Records supplied
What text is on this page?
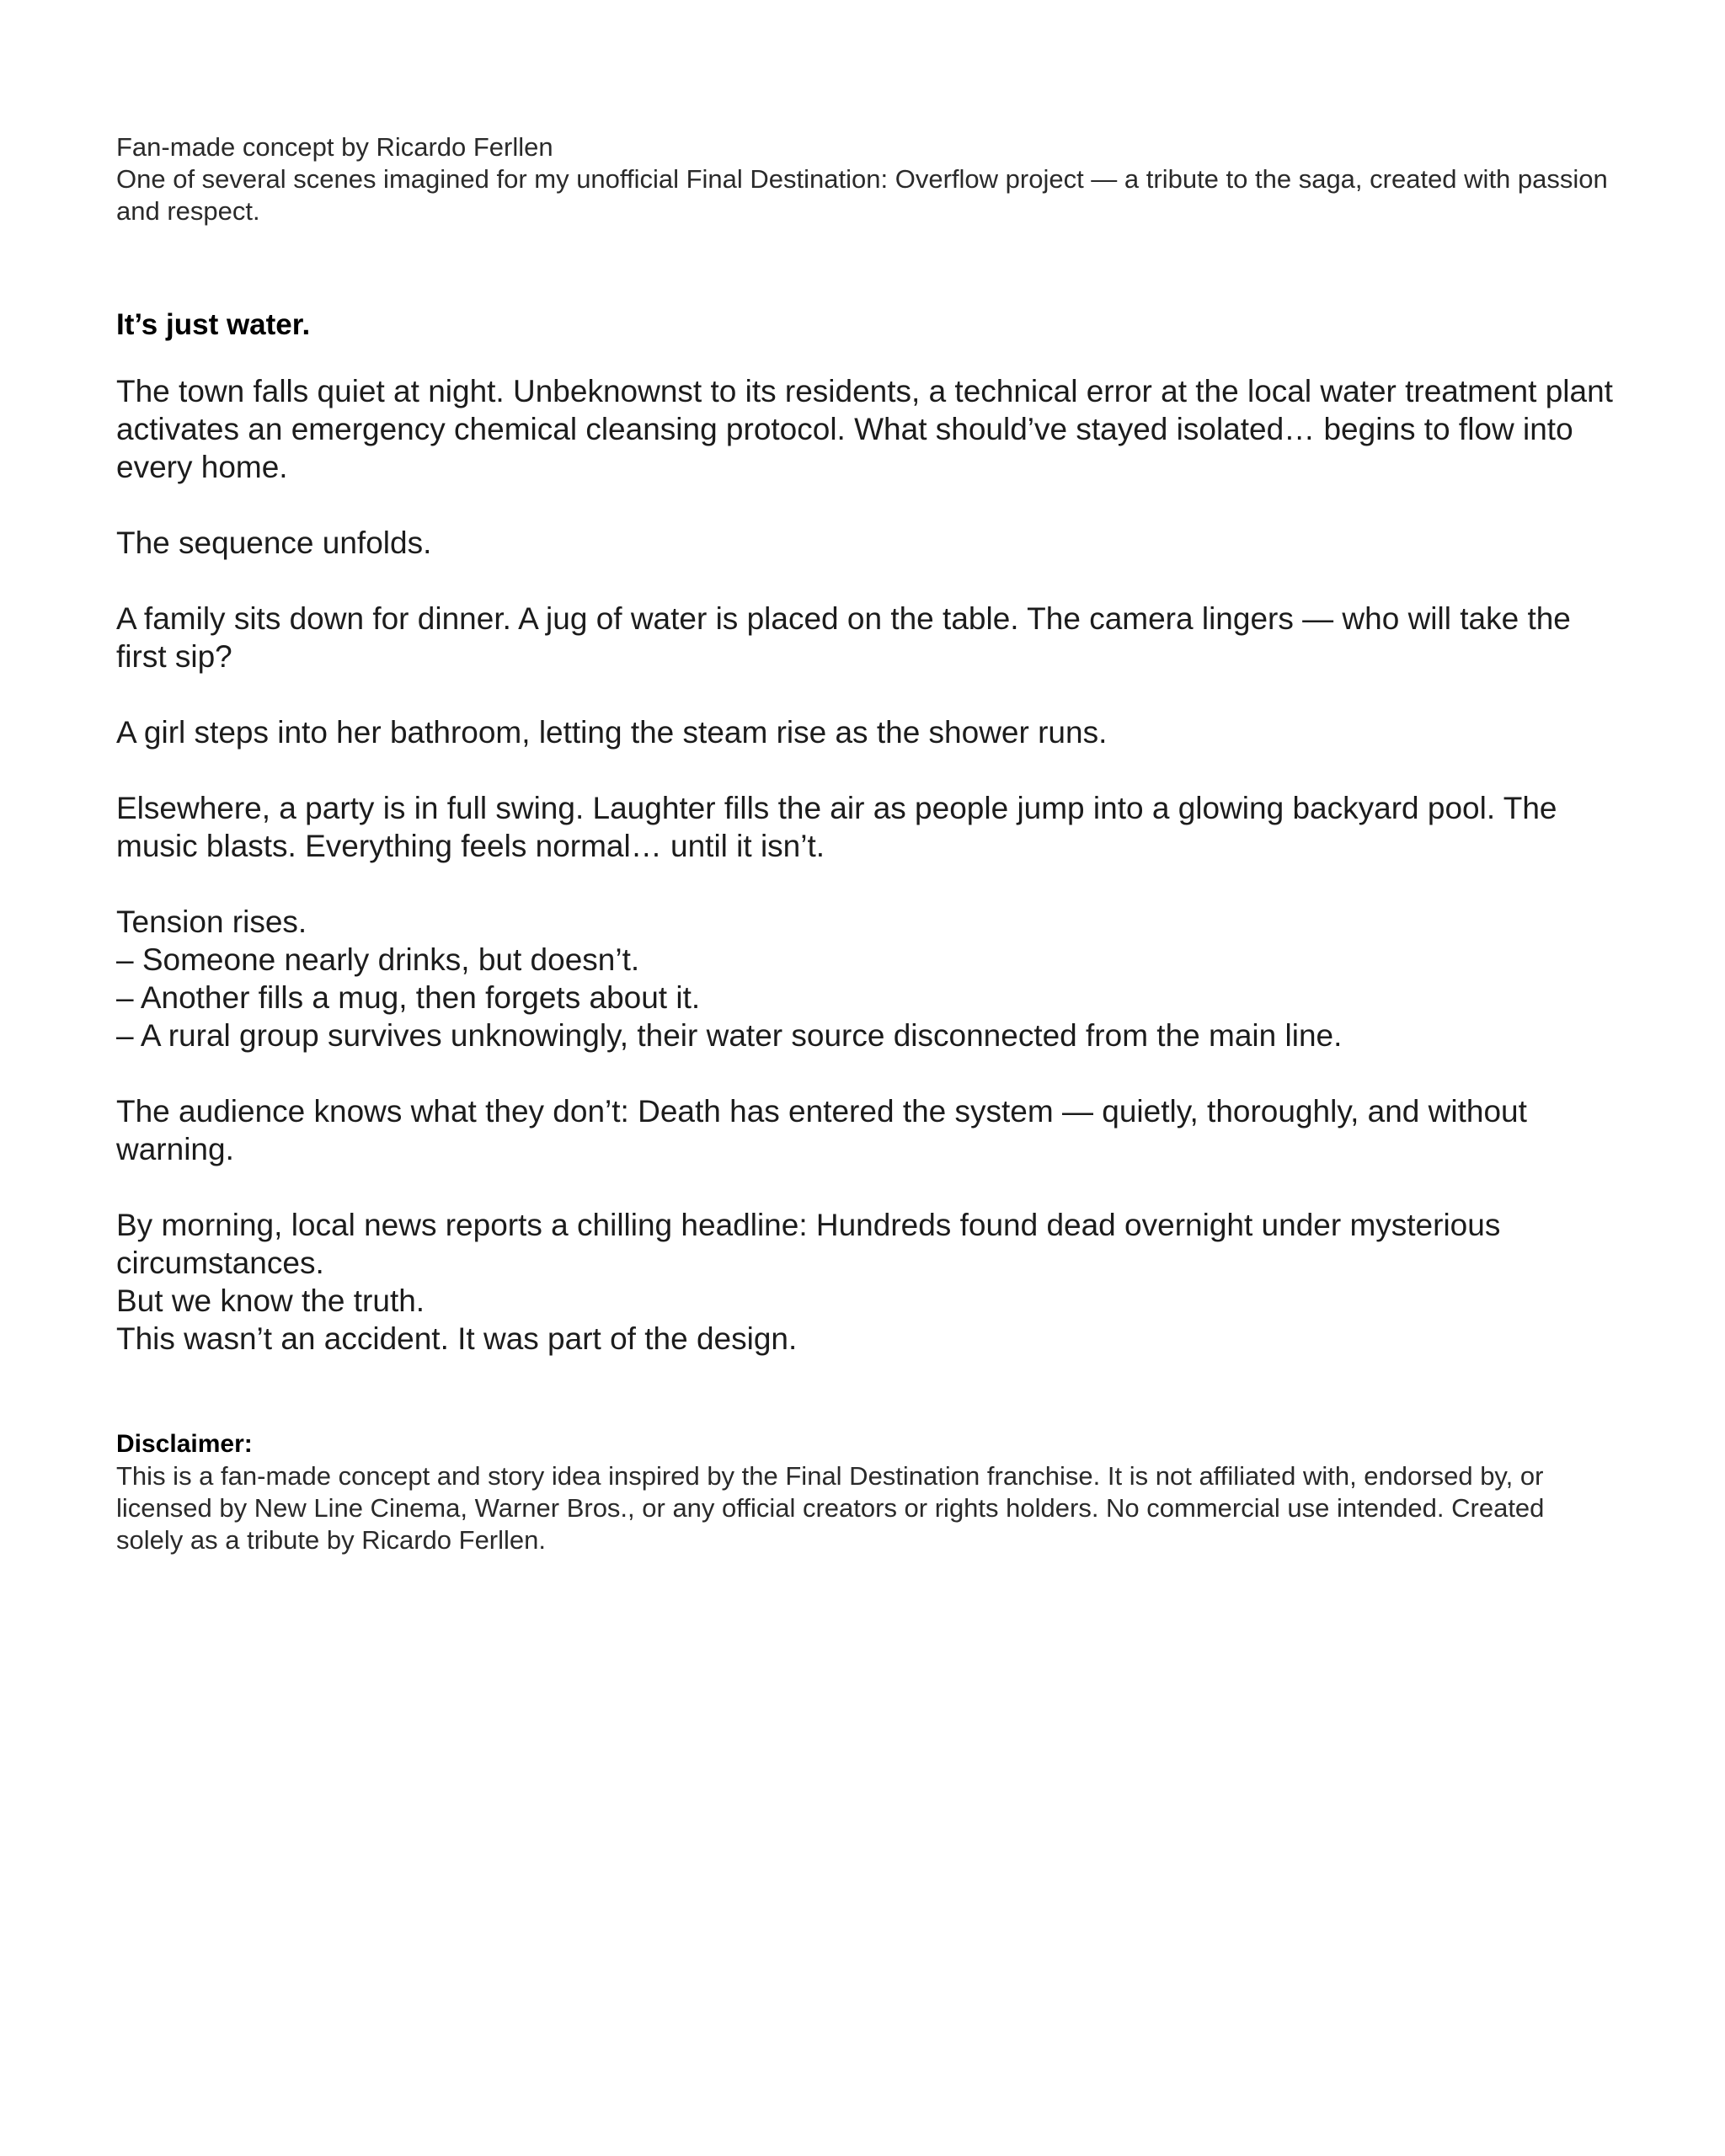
Fan-made concept by Ricardo Ferllen
One of several scenes imagined for my unofficial Final Destination: Overflow project — a tribute to the saga, created with passion and respect.
It’s just water.
The town falls quiet at night. Unbeknownst to its residents, a technical error at the local water treatment plant activates an emergency chemical cleansing protocol. What should’ve stayed isolated… begins to flow into every home.
The sequence unfolds.
A family sits down for dinner. A jug of water is placed on the table. The camera lingers — who will take the first sip?
A girl steps into her bathroom, letting the steam rise as the shower runs.
Elsewhere, a party is in full swing. Laughter fills the air as people jump into a glowing backyard pool. The music blasts. Everything feels normal… until it isn’t.
Tension rises.
– Someone nearly drinks, but doesn’t.
– Another fills a mug, then forgets about it.
– A rural group survives unknowingly, their water source disconnected from the main line.
The audience knows what they don’t: Death has entered the system — quietly, thoroughly, and without warning.
By morning, local news reports a chilling headline: Hundreds found dead overnight under mysterious circumstances.
But we know the truth.
This wasn’t an accident. It was part of the design.
Disclaimer:
This is a fan-made concept and story idea inspired by the Final Destination franchise. It is not affiliated with, endorsed by, or licensed by New Line Cinema, Warner Bros., or any official creators or rights holders. No commercial use intended. Created solely as a tribute by Ricardo Ferllen.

Problem
Using the listing above, pull out all lines that hold the word "into".

Expected answer
The town falls quiet at night. Unbeknownst to its residents, a technical error at the local water treatment plant activates an emergency chemical cleansing protocol. What should’ve stayed isolated… begins to flow into every home.
A girl steps into her bathroom, letting the steam rise as the shower runs.
Elsewhere, a party is in full swing. Laughter fills the air as people jump into a glowing backyard pool. The music blasts. Everything feels normal… until it isn’t.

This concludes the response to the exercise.